[Stored entries]

########

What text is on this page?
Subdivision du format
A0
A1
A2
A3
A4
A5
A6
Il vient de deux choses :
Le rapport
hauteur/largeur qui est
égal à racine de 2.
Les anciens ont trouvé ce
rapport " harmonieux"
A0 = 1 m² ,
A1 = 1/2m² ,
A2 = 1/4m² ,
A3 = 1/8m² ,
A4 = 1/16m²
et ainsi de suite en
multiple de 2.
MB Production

########

### Exercise description
Each record above should be output again exactly.

### Result
What text is on this page?
Subdivision du format
A0
A1
A2
A3
A4
A5
A6
Il vient de deux choses :
Le rapport
hauteur/largeur qui est
égal à racine de 2.
Les anciens ont trouvé ce
rapport " harmonieux"
A0 = 1 m² ,
A1 = 1/2m² ,
A2 = 1/4m² ,
A3 = 1/8m² ,
A4 = 1/16m²
et ainsi de suite en
multiple de 2.
MB Production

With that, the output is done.